● **Task input**:
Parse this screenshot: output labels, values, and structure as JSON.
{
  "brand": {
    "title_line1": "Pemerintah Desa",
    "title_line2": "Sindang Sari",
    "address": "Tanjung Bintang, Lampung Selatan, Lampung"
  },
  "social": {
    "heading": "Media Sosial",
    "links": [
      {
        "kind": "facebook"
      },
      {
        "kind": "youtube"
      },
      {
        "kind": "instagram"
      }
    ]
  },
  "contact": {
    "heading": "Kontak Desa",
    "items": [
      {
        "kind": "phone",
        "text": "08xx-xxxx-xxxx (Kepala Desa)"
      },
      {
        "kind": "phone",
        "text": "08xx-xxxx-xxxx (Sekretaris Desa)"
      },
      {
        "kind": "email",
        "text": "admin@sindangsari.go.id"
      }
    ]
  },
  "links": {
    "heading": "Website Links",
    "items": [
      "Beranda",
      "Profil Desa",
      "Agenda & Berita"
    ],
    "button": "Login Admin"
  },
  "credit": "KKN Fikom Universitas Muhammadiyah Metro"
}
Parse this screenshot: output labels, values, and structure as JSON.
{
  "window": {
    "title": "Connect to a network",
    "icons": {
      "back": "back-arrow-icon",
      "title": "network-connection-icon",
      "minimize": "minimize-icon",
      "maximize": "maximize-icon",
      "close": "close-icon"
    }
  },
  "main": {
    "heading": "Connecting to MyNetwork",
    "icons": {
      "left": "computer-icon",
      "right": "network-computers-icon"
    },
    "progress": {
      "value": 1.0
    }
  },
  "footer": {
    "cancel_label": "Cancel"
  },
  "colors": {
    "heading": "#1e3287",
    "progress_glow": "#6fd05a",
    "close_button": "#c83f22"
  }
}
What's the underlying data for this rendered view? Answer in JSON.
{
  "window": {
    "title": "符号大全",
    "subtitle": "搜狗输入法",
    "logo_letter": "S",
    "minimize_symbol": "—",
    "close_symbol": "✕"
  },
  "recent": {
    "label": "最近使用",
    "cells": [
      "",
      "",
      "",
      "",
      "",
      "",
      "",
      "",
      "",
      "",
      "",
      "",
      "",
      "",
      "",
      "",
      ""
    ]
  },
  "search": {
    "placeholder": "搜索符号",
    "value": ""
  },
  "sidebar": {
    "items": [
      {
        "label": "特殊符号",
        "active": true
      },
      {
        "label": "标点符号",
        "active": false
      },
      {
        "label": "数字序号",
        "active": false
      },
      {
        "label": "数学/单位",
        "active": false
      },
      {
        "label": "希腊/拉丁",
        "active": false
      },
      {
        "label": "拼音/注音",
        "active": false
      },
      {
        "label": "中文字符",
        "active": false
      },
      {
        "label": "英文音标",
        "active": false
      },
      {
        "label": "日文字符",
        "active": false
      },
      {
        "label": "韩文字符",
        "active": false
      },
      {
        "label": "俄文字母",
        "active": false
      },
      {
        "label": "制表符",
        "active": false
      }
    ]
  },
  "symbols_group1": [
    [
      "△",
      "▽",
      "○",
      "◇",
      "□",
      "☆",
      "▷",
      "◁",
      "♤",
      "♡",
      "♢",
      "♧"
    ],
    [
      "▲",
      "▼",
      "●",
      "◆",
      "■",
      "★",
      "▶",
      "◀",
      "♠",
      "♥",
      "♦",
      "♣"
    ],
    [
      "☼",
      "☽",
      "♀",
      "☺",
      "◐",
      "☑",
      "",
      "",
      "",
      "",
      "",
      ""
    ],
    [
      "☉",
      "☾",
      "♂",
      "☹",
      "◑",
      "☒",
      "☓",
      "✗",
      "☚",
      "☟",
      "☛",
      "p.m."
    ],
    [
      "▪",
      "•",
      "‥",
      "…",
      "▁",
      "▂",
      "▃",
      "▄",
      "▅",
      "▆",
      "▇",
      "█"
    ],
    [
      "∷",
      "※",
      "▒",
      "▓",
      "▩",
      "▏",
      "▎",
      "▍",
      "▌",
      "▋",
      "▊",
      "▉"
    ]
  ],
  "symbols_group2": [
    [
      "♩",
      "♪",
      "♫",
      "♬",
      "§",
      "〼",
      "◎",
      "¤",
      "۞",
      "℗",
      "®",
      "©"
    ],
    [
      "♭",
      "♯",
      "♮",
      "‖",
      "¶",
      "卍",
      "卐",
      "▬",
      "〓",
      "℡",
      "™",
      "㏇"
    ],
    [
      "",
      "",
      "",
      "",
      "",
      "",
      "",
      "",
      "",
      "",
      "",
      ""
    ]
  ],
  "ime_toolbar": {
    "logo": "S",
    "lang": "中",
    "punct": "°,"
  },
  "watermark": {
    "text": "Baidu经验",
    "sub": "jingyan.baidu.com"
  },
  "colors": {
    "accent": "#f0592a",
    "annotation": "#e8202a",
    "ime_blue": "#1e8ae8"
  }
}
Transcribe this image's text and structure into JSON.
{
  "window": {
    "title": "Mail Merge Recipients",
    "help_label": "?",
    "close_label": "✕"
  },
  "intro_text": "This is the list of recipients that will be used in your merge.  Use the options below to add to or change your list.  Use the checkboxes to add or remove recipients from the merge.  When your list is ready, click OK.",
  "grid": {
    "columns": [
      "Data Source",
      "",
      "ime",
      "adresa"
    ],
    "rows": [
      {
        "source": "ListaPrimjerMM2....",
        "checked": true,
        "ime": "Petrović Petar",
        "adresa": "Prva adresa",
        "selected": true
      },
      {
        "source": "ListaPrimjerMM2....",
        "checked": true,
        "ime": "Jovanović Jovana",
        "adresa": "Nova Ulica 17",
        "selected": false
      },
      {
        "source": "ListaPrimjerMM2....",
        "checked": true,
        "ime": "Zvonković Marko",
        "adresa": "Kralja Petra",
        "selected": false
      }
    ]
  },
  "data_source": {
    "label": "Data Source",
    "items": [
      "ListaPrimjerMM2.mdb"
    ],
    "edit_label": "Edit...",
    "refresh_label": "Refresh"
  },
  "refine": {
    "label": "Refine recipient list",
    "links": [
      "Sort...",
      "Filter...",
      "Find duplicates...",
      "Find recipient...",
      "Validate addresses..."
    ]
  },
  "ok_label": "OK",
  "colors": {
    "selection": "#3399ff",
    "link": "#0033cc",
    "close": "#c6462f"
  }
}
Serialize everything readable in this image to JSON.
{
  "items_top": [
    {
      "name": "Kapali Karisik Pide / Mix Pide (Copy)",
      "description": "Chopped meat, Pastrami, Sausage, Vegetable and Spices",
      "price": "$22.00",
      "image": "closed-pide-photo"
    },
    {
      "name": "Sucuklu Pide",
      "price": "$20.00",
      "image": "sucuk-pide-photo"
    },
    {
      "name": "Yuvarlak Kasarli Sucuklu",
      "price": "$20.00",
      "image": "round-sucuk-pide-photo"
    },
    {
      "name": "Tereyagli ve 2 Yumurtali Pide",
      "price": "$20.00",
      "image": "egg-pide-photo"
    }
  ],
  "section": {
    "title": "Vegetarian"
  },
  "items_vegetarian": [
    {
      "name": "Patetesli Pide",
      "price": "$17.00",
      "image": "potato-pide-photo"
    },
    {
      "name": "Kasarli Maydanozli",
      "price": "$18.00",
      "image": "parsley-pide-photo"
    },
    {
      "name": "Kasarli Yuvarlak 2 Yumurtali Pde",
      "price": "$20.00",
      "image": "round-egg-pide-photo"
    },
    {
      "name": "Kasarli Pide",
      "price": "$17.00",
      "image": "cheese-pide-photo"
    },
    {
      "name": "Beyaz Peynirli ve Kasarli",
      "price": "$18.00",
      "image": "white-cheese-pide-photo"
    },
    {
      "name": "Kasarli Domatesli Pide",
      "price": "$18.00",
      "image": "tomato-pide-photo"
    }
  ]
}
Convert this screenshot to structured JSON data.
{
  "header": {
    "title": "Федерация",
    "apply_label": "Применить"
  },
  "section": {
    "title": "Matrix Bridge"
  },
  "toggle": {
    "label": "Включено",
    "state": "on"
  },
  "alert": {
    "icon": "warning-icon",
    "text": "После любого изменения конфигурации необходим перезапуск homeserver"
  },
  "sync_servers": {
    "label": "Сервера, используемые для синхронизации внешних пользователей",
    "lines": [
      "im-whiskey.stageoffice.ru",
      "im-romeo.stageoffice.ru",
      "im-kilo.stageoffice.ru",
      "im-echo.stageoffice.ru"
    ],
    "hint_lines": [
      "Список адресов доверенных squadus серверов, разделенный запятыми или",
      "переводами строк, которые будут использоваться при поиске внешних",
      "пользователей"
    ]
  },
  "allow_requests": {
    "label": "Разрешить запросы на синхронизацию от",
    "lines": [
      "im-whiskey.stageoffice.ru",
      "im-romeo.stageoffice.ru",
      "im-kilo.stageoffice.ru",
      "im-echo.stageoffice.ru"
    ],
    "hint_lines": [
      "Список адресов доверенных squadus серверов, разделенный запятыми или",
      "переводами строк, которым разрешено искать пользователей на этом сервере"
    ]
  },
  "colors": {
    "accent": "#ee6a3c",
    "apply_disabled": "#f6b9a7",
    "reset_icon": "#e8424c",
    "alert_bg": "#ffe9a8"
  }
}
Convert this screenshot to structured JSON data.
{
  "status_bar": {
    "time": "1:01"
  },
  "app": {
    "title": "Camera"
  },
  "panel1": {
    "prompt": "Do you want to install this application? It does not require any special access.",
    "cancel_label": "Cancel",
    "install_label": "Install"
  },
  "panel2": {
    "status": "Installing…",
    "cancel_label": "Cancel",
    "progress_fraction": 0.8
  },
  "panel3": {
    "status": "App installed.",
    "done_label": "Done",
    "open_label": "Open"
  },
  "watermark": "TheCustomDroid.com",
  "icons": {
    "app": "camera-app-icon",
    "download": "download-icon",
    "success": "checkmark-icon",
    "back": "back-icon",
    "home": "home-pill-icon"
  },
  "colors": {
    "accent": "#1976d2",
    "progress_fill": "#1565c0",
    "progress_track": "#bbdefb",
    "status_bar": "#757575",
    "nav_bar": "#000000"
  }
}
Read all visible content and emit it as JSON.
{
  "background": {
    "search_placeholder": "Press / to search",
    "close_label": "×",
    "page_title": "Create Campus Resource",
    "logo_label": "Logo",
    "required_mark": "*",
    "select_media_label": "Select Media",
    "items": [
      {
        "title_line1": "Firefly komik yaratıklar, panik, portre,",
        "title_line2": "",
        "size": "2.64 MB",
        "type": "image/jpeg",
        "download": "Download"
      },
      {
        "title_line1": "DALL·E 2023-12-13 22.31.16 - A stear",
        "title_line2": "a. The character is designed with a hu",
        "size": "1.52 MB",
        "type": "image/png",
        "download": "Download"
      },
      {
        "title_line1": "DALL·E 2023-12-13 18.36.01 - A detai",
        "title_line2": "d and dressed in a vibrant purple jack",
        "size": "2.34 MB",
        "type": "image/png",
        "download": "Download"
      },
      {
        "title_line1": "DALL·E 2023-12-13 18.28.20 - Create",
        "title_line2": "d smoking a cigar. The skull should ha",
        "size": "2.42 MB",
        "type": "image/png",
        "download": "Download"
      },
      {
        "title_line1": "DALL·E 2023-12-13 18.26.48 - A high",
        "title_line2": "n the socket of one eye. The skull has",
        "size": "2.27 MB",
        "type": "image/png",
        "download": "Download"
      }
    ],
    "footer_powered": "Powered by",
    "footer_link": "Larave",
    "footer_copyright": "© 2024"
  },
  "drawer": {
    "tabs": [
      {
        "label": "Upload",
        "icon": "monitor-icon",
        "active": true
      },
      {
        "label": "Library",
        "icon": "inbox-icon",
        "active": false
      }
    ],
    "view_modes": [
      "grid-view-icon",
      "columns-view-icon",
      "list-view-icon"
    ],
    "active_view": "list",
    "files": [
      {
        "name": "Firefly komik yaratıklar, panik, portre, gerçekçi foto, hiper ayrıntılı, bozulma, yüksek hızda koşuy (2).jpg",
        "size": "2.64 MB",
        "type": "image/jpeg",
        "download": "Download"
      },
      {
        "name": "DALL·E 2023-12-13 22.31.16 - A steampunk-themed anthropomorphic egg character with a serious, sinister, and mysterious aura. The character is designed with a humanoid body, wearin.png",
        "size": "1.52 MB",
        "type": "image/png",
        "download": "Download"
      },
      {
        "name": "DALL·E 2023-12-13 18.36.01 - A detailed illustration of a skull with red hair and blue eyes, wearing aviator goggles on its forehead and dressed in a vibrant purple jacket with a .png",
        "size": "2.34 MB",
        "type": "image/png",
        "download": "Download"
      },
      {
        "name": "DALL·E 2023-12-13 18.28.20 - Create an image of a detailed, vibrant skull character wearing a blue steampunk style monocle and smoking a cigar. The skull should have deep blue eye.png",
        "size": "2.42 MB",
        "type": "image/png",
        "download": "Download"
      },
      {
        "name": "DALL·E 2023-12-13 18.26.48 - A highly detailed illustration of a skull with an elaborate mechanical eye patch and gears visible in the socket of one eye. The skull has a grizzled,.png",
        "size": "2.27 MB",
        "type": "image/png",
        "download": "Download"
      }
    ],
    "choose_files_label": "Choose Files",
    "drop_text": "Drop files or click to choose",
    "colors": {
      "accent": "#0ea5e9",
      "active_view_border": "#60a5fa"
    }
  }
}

● **Your instructions**:
Lines of the material that contain the word "adresa" are to be gathered.

● **Written response**:
      "adresa"
        "adresa": "Prva adresa",
        "adresa": "Nova Ulica 17",
        "adresa": "Kralja Petra",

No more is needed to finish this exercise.